■ PROBLEM DESCRIPTION ■
Every line containing "name" should be copied out. Go through the entries and find them.

■ RECORDS SUPPLIED ■
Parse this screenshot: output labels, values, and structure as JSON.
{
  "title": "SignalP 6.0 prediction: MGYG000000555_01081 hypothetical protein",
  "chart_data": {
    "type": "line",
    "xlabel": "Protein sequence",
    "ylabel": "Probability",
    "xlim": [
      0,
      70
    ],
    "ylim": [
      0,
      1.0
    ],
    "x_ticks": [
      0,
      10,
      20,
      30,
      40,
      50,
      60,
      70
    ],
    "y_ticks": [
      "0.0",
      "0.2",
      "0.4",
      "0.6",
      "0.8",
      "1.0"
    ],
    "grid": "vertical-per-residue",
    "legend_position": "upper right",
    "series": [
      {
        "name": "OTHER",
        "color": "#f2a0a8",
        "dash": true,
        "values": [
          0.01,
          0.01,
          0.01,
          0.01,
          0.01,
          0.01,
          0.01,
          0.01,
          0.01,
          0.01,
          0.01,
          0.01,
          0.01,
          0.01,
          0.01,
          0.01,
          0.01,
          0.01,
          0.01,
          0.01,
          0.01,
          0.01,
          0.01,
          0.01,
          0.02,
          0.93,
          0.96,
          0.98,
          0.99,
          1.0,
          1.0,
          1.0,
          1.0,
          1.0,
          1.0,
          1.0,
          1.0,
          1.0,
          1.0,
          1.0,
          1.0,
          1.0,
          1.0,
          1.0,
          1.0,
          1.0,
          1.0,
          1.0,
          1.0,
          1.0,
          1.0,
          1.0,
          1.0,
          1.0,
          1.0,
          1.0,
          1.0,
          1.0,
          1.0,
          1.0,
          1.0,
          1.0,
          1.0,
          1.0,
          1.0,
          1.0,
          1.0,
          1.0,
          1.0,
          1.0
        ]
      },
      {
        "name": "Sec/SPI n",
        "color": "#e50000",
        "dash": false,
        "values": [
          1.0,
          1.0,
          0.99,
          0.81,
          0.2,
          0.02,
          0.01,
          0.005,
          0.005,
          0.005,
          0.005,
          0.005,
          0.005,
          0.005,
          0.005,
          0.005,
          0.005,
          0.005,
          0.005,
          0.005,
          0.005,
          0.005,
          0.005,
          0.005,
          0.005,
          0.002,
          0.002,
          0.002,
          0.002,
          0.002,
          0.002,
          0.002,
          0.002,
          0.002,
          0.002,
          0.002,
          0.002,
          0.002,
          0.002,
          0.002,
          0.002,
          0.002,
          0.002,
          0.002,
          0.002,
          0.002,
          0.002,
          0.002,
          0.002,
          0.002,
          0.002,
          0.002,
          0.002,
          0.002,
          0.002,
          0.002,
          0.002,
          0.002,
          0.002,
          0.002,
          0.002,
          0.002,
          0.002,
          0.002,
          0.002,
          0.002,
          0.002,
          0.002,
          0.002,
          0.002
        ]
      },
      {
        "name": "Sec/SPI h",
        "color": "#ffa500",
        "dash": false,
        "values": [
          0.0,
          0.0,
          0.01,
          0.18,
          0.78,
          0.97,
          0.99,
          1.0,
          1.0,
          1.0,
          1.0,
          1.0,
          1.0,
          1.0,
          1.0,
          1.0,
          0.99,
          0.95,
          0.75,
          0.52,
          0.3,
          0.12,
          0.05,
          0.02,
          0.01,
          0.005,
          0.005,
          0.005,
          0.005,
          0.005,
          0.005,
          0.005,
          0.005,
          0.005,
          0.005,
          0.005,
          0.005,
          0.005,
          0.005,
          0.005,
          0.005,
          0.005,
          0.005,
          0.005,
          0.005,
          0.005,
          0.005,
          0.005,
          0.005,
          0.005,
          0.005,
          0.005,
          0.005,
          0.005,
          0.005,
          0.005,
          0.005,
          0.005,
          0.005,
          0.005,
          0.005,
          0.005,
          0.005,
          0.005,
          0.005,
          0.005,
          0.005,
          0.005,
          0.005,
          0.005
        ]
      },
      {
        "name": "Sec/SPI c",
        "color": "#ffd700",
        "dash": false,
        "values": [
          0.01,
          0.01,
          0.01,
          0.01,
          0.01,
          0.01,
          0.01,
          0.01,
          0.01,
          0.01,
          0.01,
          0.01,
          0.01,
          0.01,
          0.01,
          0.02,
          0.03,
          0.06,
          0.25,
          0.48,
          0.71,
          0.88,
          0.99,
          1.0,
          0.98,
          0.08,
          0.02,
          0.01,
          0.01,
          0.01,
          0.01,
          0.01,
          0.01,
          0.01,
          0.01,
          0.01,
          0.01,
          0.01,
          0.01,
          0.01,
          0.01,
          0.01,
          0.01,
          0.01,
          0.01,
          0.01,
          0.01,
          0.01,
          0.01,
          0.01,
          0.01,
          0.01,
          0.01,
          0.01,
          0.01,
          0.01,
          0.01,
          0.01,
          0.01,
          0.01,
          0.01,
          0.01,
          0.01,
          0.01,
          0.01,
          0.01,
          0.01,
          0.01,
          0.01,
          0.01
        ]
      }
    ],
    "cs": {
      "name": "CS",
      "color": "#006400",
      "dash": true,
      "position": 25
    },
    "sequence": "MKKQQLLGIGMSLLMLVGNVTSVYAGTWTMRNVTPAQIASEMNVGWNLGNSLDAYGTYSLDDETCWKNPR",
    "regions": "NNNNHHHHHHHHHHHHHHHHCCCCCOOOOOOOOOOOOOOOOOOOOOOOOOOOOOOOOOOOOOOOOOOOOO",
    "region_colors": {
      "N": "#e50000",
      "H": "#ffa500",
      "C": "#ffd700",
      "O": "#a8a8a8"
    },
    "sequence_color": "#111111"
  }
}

■ PROBLEM SOLUTION ■
        "name": "OTHER",
        "name": "Sec/SPI n",
        "name": "Sec/SPI h",
        "name": "Sec/SPI c",
      "name": "CS",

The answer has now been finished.